▸ WHAT THE TASK REQUIRES
Copy the data precisely, keeping every character.

— Start —

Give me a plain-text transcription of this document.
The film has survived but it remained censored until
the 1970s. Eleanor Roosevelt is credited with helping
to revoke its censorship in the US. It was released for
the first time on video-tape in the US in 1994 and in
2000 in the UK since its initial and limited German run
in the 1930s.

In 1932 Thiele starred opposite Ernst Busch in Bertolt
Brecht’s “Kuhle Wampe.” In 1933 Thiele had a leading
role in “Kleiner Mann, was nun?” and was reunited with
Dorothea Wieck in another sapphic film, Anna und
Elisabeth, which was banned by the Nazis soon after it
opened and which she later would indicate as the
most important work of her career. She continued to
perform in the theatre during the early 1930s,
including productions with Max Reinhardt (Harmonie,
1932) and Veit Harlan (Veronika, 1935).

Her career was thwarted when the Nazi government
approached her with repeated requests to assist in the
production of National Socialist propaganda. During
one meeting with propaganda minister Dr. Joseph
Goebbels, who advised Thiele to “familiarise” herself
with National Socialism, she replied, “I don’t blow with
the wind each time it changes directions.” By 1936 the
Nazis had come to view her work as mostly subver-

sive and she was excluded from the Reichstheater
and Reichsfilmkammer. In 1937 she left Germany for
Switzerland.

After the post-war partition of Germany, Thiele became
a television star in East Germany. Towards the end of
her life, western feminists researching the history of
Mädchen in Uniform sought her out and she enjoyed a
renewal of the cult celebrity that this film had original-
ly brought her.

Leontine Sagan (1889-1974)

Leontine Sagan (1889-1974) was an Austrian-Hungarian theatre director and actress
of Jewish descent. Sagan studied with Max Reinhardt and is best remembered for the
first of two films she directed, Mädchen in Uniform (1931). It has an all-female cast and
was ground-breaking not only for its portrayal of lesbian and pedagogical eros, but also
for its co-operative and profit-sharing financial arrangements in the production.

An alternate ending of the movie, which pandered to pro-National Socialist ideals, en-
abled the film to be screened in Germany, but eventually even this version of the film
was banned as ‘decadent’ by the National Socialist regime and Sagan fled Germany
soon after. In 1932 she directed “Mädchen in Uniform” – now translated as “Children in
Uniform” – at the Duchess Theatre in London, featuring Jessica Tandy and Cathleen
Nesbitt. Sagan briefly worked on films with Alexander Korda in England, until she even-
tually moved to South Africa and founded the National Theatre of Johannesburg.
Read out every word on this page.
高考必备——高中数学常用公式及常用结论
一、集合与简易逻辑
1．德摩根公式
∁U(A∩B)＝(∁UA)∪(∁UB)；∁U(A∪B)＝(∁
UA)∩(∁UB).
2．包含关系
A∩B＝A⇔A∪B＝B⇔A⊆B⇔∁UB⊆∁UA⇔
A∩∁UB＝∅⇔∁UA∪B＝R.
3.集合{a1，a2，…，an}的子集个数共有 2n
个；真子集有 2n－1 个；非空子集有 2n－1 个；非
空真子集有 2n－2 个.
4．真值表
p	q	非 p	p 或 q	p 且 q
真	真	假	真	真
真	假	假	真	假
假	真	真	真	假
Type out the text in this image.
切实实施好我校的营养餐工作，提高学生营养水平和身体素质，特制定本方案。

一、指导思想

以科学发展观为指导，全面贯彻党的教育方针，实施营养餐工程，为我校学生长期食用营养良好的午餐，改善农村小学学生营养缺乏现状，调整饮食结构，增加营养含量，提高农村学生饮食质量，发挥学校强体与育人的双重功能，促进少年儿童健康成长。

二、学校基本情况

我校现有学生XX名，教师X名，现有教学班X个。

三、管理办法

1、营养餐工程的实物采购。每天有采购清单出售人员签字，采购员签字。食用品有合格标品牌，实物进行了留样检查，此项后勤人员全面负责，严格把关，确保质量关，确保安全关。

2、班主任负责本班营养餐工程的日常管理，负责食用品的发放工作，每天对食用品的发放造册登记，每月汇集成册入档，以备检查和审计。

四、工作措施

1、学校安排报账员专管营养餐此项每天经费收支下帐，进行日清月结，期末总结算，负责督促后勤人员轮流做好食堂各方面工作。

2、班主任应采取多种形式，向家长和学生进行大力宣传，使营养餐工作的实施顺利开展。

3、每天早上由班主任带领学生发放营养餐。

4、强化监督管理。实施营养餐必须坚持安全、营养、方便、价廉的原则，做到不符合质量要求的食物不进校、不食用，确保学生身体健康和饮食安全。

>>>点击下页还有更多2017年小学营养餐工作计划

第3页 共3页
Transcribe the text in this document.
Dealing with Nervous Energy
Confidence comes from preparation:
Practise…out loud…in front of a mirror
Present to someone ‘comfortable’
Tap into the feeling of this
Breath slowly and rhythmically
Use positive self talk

— End —

▸ FINISHED ANSWER
Give me a plain-text transcription of this document.
The film has survived but it remained censored until
the 1970s. Eleanor Roosevelt is credited with helping
to revoke its censorship in the US. It was released for
the first time on video-tape in the US in 1994 and in
2000 in the UK since its initial and limited German run
in the 1930s.

In 1932 Thiele starred opposite Ernst Busch in Bertolt
Brecht’s “Kuhle Wampe.” In 1933 Thiele had a leading
role in “Kleiner Mann, was nun?” and was reunited with
Dorothea Wieck in another sapphic film, Anna und
Elisabeth, which was banned by the Nazis soon after it
opened and which she later would indicate as the
most important work of her career. She continued to
perform in the theatre during the early 1930s,
including productions with Max Reinhardt (Harmonie,
1932) and Veit Harlan (Veronika, 1935).

Her career was thwarted when the Nazi government
approached her with repeated requests to assist in the
production of National Socialist propaganda. During
one meeting with propaganda minister Dr. Joseph
Goebbels, who advised Thiele to “familiarise” herself
with National Socialism, she replied, “I don’t blow with
the wind each time it changes directions.” By 1936 the
Nazis had come to view her work as mostly subver-

sive and she was excluded from the Reichstheater
and Reichsfilmkammer. In 1937 she left Germany for
Switzerland.

After the post-war partition of Germany, Thiele became
a television star in East Germany. Towards the end of
her life, western feminists researching the history of
Mädchen in Uniform sought her out and she enjoyed a
renewal of the cult celebrity that this film had original-
ly brought her.

Leontine Sagan (1889-1974)

Leontine Sagan (1889-1974) was an Austrian-Hungarian theatre director and actress
of Jewish descent. Sagan studied with Max Reinhardt and is best remembered for the
first of two films she directed, Mädchen in Uniform (1931). It has an all-female cast and
was ground-breaking not only for its portrayal of lesbian and pedagogical eros, but also
for its co-operative and profit-sharing financial arrangements in the production.

An alternate ending of the movie, which pandered to pro-National Socialist ideals, en-
abled the film to be screened in Germany, but eventually even this version of the film
was banned as ‘decadent’ by the National Socialist regime and Sagan fled Germany
soon after. In 1932 she directed “Mädchen in Uniform” – now translated as “Children in
Uniform” – at the Duchess Theatre in London, featuring Jessica Tandy and Cathleen
Nesbitt. Sagan briefly worked on films with Alexander Korda in England, until she even-
tually moved to South Africa and founded the National Theatre of Johannesburg.
Read out every word on this page.
高考必备——高中数学常用公式及常用结论
一、集合与简易逻辑
1．德摩根公式
∁U(A∩B)＝(∁UA)∪(∁UB)；∁U(A∪B)＝(∁
UA)∩(∁UB).
2．包含关系
A∩B＝A⇔A∪B＝B⇔A⊆B⇔∁UB⊆∁UA⇔
A∩∁UB＝∅⇔∁UA∪B＝R.
3.集合{a1，a2，…，an}的子集个数共有 2n
个；真子集有 2n－1 个；非空子集有 2n－1 个；非
空真子集有 2n－2 个.
4．真值表
p	q	非 p	p 或 q	p 且 q
真	真	假	真	真
真	假	假	真	假
假	真	真	真	假
Type out the text in this image.
切实实施好我校的营养餐工作，提高学生营养水平和身体素质，特制定本方案。

一、指导思想

以科学发展观为指导，全面贯彻党的教育方针，实施营养餐工程，为我校学生长期食用营养良好的午餐，改善农村小学学生营养缺乏现状，调整饮食结构，增加营养含量，提高农村学生饮食质量，发挥学校强体与育人的双重功能，促进少年儿童健康成长。

二、学校基本情况

我校现有学生XX名，教师X名，现有教学班X个。

三、管理办法

1、营养餐工程的实物采购。每天有采购清单出售人员签字，采购员签字。食用品有合格标品牌，实物进行了留样检查，此项后勤人员全面负责，严格把关，确保质量关，确保安全关。

2、班主任负责本班营养餐工程的日常管理，负责食用品的发放工作，每天对食用品的发放造册登记，每月汇集成册入档，以备检查和审计。

四、工作措施

1、学校安排报账员专管营养餐此项每天经费收支下帐，进行日清月结，期末总结算，负责督促后勤人员轮流做好食堂各方面工作。

2、班主任应采取多种形式，向家长和学生进行大力宣传，使营养餐工作的实施顺利开展。

3、每天早上由班主任带领学生发放营养餐。

4、强化监督管理。实施营养餐必须坚持安全、营养、方便、价廉的原则，做到不符合质量要求的食物不进校、不食用，确保学生身体健康和饮食安全。

>>>点击下页还有更多2017年小学营养餐工作计划

第3页 共3页
Transcribe the text in this document.
Dealing with Nervous Energy
Confidence comes from preparation:
Practise…out loud…in front of a mirror
Present to someone ‘comfortable’
Tap into the feeling of this
Breath slowly and rhythmically
Use positive self talk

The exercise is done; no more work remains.